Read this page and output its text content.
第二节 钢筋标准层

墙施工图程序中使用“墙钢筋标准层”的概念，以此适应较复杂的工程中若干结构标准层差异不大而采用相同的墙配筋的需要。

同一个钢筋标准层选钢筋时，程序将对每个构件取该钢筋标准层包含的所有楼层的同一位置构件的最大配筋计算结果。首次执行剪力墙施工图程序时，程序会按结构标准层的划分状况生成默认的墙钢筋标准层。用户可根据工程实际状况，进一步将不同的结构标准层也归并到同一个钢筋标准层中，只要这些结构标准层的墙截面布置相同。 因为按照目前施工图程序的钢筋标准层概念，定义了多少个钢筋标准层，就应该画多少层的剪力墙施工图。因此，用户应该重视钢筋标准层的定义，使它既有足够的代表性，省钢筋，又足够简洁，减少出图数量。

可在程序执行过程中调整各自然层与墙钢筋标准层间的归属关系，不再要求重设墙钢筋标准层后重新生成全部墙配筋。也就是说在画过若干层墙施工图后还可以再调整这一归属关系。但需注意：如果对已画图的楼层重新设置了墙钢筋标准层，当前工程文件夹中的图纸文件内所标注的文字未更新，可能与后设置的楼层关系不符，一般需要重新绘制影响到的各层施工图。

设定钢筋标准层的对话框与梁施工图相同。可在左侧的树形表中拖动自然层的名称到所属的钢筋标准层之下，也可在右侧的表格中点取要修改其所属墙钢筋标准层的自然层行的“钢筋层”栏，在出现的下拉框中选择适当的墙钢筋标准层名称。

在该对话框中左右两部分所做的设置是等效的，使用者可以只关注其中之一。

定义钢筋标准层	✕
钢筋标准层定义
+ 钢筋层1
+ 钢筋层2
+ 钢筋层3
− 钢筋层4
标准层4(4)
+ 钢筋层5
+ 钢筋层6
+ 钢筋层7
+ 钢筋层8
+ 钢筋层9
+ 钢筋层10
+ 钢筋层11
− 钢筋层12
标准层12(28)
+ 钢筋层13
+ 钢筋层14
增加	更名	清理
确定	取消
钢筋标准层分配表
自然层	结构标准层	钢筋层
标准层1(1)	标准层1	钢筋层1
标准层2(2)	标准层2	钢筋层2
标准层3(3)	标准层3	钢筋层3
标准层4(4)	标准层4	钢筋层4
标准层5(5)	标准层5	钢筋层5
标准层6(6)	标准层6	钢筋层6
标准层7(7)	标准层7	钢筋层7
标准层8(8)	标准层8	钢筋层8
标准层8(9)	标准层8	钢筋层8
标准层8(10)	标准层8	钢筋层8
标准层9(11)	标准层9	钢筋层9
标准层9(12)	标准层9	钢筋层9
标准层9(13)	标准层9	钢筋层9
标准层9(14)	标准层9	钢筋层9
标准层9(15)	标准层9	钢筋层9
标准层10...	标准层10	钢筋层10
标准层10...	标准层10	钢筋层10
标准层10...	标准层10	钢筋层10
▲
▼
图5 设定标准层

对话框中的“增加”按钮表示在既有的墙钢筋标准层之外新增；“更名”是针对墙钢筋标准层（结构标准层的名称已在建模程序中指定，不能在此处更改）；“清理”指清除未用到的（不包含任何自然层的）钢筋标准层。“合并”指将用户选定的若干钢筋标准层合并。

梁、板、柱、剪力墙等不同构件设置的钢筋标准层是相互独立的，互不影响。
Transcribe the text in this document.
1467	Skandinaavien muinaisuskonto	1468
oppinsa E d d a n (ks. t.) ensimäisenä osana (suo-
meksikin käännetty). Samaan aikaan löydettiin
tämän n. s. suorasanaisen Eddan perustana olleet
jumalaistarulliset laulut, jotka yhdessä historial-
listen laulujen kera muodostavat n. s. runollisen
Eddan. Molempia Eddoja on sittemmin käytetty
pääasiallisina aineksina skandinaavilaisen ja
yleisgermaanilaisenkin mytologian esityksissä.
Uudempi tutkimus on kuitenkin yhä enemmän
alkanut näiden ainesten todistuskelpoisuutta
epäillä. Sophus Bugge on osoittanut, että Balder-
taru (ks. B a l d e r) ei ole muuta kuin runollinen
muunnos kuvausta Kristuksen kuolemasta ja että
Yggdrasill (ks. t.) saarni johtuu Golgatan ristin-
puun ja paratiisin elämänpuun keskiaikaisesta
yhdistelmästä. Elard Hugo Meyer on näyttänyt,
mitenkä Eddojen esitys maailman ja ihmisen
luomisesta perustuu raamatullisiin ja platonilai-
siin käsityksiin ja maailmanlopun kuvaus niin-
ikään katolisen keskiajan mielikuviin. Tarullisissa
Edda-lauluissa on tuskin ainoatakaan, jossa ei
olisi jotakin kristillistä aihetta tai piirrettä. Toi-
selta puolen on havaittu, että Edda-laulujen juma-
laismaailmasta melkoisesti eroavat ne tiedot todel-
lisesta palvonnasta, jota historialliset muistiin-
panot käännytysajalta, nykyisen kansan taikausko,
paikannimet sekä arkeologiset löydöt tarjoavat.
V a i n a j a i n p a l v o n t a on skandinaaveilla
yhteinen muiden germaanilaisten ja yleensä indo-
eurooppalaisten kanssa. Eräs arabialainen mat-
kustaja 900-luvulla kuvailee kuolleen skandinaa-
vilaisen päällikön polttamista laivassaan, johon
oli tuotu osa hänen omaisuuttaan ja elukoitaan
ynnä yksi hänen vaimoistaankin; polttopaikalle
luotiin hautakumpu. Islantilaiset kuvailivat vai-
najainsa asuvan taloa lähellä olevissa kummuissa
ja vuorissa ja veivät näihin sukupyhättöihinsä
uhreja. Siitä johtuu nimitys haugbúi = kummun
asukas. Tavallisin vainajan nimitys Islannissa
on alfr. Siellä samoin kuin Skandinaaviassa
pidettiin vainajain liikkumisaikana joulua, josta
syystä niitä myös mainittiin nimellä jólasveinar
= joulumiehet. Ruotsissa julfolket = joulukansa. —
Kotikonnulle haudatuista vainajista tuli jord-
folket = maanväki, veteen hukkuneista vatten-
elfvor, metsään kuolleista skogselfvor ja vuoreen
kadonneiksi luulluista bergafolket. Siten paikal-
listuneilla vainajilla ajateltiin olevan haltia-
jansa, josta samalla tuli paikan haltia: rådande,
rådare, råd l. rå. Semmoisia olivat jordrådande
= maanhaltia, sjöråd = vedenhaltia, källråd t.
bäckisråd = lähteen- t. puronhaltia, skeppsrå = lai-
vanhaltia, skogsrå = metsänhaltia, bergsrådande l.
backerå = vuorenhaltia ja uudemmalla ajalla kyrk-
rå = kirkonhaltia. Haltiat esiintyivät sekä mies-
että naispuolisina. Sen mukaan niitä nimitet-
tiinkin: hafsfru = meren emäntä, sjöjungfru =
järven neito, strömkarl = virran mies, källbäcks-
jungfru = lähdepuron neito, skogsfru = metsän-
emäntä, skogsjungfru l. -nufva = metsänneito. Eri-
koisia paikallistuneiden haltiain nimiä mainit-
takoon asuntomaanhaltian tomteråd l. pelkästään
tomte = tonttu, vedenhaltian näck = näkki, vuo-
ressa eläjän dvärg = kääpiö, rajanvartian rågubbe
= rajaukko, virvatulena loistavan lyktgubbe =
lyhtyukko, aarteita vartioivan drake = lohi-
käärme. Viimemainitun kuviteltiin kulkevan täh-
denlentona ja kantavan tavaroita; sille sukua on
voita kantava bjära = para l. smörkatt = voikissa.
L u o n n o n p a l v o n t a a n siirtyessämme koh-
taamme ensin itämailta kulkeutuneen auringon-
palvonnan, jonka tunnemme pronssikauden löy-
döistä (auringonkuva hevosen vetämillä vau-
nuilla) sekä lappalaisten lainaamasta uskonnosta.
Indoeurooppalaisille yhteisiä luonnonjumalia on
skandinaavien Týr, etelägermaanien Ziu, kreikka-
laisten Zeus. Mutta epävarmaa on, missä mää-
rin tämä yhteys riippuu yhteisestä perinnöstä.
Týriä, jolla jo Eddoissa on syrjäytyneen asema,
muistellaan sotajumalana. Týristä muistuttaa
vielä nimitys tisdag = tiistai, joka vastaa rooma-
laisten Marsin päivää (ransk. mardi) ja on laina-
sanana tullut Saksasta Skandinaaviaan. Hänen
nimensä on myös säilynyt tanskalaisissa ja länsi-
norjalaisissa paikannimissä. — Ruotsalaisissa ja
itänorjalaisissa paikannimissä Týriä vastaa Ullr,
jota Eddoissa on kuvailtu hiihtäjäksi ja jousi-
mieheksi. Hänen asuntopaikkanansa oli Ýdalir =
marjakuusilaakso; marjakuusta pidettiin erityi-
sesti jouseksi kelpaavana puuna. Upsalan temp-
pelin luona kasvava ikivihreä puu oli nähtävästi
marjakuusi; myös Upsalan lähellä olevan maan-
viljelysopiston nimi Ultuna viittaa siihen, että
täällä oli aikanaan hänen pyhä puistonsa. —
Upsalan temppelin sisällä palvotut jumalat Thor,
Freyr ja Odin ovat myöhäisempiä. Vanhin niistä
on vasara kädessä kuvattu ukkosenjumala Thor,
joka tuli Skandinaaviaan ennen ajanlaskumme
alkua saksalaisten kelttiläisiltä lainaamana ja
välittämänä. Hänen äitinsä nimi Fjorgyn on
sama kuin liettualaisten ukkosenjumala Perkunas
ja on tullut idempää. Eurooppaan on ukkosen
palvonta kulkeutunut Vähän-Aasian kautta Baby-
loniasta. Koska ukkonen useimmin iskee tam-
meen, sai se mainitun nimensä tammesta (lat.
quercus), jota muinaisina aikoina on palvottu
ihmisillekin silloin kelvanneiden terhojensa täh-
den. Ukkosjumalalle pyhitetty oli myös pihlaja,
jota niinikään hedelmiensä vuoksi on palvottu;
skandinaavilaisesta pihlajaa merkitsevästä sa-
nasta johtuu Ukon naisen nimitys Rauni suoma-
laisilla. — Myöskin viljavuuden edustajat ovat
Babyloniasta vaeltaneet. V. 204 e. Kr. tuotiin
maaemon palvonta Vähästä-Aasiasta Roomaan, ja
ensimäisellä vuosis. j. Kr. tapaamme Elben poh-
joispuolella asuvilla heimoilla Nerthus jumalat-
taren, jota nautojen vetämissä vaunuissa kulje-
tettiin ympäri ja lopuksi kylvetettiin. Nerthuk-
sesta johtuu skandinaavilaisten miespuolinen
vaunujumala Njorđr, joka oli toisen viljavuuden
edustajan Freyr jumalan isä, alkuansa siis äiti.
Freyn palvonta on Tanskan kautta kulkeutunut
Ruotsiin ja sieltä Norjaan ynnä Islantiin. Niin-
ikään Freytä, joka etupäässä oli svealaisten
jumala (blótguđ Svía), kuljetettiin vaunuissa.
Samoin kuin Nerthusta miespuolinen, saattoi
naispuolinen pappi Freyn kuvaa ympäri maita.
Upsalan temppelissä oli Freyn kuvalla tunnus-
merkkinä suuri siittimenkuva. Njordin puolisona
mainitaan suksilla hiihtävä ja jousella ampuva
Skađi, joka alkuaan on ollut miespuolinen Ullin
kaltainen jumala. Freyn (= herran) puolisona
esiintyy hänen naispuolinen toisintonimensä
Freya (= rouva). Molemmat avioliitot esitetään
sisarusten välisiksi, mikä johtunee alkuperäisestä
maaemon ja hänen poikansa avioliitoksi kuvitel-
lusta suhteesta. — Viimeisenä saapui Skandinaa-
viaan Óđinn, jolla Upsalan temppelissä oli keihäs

____

• **PROBLEM STATEMENT**
Across the records, how many lines contain "puolisona"? Only the number should be given.

• **FULL ANSWER**
2